##### GIVEN RECORDS #####

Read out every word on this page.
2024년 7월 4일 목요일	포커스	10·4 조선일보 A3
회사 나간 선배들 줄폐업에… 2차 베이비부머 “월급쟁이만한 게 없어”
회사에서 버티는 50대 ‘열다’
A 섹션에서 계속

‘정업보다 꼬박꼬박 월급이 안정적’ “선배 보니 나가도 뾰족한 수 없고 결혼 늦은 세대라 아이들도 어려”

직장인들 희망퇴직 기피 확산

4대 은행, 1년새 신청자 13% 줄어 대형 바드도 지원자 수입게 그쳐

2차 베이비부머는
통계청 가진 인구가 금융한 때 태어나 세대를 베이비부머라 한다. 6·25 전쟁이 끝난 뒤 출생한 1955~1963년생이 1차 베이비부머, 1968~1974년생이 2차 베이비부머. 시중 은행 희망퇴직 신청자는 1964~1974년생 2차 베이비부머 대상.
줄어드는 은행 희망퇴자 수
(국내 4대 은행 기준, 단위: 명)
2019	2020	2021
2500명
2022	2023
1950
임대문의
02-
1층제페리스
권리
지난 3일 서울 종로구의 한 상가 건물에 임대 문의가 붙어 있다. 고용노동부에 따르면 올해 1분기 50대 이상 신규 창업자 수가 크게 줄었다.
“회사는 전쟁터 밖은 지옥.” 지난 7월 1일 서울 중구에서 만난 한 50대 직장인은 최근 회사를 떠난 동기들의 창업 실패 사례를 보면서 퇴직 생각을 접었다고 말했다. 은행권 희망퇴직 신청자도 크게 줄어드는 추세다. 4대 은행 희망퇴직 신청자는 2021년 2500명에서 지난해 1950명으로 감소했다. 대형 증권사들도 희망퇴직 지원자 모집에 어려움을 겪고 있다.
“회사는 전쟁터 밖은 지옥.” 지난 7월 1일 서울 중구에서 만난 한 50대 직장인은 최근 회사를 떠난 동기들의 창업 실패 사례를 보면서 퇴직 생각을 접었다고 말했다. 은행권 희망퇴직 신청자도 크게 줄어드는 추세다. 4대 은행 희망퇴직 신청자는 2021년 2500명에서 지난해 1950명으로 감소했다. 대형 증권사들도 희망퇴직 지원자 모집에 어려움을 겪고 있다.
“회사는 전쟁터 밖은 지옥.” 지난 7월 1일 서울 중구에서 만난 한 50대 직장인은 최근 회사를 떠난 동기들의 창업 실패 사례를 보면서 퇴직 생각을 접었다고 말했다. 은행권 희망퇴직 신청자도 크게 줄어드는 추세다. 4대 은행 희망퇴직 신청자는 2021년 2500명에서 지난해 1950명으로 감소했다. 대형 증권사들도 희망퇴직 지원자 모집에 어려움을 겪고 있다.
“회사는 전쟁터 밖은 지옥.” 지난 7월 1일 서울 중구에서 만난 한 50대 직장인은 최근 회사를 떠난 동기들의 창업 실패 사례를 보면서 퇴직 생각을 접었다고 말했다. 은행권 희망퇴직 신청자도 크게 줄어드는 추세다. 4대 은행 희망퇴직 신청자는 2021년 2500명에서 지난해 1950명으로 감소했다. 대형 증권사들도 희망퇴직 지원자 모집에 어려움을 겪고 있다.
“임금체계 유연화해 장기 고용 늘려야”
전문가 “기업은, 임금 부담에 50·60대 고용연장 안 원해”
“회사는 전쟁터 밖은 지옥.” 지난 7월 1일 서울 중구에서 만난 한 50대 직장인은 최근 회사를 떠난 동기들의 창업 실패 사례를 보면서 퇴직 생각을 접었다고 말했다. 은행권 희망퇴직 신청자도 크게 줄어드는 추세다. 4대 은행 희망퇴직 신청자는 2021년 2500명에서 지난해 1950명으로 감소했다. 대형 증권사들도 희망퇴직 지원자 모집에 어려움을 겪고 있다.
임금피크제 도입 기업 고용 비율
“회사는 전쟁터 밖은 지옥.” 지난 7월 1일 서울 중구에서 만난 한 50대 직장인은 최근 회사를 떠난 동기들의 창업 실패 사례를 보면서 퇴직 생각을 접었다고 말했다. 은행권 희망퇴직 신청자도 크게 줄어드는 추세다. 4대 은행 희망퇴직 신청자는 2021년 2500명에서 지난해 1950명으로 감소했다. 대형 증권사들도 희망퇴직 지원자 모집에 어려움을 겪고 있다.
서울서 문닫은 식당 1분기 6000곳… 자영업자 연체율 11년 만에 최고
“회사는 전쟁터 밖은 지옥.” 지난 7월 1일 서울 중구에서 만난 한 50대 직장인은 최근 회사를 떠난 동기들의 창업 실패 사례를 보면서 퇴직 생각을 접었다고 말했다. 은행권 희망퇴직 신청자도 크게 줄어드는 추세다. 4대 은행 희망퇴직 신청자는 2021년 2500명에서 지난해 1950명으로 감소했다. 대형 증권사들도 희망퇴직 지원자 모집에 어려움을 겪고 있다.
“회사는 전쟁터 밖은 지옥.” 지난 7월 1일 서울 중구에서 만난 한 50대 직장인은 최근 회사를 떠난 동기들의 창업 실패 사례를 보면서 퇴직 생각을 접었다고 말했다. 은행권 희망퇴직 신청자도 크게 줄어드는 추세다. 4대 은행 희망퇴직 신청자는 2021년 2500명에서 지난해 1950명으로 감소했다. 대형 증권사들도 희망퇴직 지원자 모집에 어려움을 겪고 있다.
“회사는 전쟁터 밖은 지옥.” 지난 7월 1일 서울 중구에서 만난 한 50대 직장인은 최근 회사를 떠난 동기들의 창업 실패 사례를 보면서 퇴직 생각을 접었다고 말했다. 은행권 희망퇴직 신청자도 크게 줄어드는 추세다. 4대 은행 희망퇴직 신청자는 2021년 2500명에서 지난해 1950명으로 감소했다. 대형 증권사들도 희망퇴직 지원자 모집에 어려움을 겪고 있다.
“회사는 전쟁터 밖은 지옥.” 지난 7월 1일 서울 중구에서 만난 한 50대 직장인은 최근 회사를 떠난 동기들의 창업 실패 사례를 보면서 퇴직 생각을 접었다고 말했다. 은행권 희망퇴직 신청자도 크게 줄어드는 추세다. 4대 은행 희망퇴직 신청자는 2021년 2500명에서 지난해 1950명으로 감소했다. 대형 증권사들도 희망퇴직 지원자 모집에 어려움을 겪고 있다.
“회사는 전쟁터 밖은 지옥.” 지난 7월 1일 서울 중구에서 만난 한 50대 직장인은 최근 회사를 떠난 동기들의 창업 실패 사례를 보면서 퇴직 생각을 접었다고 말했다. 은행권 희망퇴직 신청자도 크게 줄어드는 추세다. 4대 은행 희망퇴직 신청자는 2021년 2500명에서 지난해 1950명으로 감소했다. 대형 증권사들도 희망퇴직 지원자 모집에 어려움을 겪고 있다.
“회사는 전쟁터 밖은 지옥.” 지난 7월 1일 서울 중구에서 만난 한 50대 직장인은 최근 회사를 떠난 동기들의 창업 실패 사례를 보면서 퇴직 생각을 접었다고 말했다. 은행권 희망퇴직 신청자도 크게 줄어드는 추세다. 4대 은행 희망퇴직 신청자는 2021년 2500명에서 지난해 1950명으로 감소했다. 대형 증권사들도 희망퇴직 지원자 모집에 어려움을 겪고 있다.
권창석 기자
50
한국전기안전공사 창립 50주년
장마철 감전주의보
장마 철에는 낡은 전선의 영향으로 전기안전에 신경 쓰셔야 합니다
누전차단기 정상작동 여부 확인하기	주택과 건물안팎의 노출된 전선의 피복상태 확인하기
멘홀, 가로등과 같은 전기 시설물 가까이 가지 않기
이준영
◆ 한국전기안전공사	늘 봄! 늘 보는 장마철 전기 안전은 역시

#####

In the records above, locate each line with the word "한국전기안전공사". Copy all such lines.

ANSWER IN FULL:
한국전기안전공사 창립 50주년
◆ 한국전기안전공사	늘 봄! 늘 보는 장마철 전기 안전은 역시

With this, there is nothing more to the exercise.